Start of Provided passage

Question

The area enclosed by the curves x² = 2y and y² = 16x is
1. \(\dfrac{31}{3}\)
2. \(\dfrac{32}{3}\)
3. \(\dfrac{35}{3}\)
4. \(\dfrac{34}{3}\)

Answer 1

Correct Answer - Option 2 : \(\dfrac{32}{3}\)

Calculation:

⇒ x² = 2y , y² = 16x

⇒ x²/2 = √16x

⇒ x²/2 = 4√x

⇒ x = 4

The value of x lies between 0 and 4

The area enclosed by the curves = || \(\mathop \smallint \limits_{0\;}^{4\;} [\frac{{{x^2}}}{2} - \;\sqrt {16x} ]dx\)||

⇒ || \(\left[ {\frac{{{x^3}}}{6}} \right]_0^4 - 4\left[ {\frac{{{x^{\frac{3}{2}}}}}{{\frac{3}{2}}}\;} \right]_0^4\)||

⇒ || \(\left[ {\frac{{64}}{6} - 0} \right] - \frac{8}{3}\left[ {{4^{\frac{3}{2}}} - 0} \right]\)||

⇒ ||32/3 - 64/3 || = ||-32/3|| = 32/3

∴ The area enclosed by the curves x2 = 2y and y2 = 16x is 32/3.

End of Provided passage
Start of Excerpted data

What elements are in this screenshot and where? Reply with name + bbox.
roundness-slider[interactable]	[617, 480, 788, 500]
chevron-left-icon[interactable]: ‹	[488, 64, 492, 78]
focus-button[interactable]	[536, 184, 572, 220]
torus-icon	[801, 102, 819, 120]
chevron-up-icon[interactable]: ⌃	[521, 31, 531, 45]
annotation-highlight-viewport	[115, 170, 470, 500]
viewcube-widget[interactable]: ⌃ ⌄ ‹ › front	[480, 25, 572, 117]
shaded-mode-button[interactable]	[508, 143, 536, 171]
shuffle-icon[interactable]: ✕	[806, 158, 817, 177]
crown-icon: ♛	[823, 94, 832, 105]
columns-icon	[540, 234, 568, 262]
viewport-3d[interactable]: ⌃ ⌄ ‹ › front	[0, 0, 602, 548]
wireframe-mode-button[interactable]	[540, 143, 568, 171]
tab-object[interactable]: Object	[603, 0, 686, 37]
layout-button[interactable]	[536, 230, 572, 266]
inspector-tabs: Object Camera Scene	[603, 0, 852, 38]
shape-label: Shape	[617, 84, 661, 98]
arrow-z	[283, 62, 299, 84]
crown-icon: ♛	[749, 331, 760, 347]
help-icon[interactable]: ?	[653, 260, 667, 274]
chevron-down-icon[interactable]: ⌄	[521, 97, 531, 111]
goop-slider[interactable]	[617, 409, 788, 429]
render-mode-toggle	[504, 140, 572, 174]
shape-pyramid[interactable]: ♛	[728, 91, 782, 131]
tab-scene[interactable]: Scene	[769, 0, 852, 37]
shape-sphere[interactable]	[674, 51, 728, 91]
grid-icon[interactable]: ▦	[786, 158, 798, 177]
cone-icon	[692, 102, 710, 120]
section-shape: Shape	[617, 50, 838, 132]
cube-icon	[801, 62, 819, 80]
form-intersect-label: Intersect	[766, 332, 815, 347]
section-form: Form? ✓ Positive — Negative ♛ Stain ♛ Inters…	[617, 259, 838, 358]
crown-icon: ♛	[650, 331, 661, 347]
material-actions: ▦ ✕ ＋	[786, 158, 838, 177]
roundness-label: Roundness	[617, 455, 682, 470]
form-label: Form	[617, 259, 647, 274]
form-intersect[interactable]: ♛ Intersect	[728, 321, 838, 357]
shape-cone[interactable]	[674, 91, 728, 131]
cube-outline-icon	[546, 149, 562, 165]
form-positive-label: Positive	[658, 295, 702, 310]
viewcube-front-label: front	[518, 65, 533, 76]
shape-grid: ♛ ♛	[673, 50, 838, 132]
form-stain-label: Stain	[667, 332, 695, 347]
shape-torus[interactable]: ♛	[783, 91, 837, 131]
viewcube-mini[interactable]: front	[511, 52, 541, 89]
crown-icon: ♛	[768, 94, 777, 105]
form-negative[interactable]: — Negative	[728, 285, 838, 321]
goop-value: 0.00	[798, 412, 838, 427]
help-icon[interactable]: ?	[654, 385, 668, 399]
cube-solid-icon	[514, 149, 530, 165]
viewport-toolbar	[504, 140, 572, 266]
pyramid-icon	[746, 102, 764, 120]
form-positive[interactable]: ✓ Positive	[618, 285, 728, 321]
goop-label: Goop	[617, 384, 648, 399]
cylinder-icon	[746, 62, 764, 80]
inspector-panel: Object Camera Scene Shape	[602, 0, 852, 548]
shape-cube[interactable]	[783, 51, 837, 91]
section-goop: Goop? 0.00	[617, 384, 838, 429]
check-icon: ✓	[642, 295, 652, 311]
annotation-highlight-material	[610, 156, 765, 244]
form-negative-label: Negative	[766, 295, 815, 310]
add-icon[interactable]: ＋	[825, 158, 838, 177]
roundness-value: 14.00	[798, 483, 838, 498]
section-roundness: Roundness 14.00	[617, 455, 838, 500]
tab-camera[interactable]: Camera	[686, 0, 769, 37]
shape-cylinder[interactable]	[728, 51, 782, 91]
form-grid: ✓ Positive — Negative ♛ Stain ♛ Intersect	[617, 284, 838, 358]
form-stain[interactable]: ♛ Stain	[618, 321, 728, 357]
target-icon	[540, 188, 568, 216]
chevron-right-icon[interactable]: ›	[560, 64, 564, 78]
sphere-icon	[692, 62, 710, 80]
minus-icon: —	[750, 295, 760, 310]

End of Excerpted data

Complete the following
**A)** Summarize the area problem in two sentences.
**B)** In the area problem, which option is given as the correct answer?

Answers for the exercise
**A)** The problem asks for the area enclosed by the curves x² = 2y and y² = 16x and offers four choices. The solution sets x²/2 equal to 4√x to get x = 4, integrates the difference between x²/2 and √(16x) from 0 to 4, and arrives at 32/3, which is option 2.

**B)** Option 2, 32/3.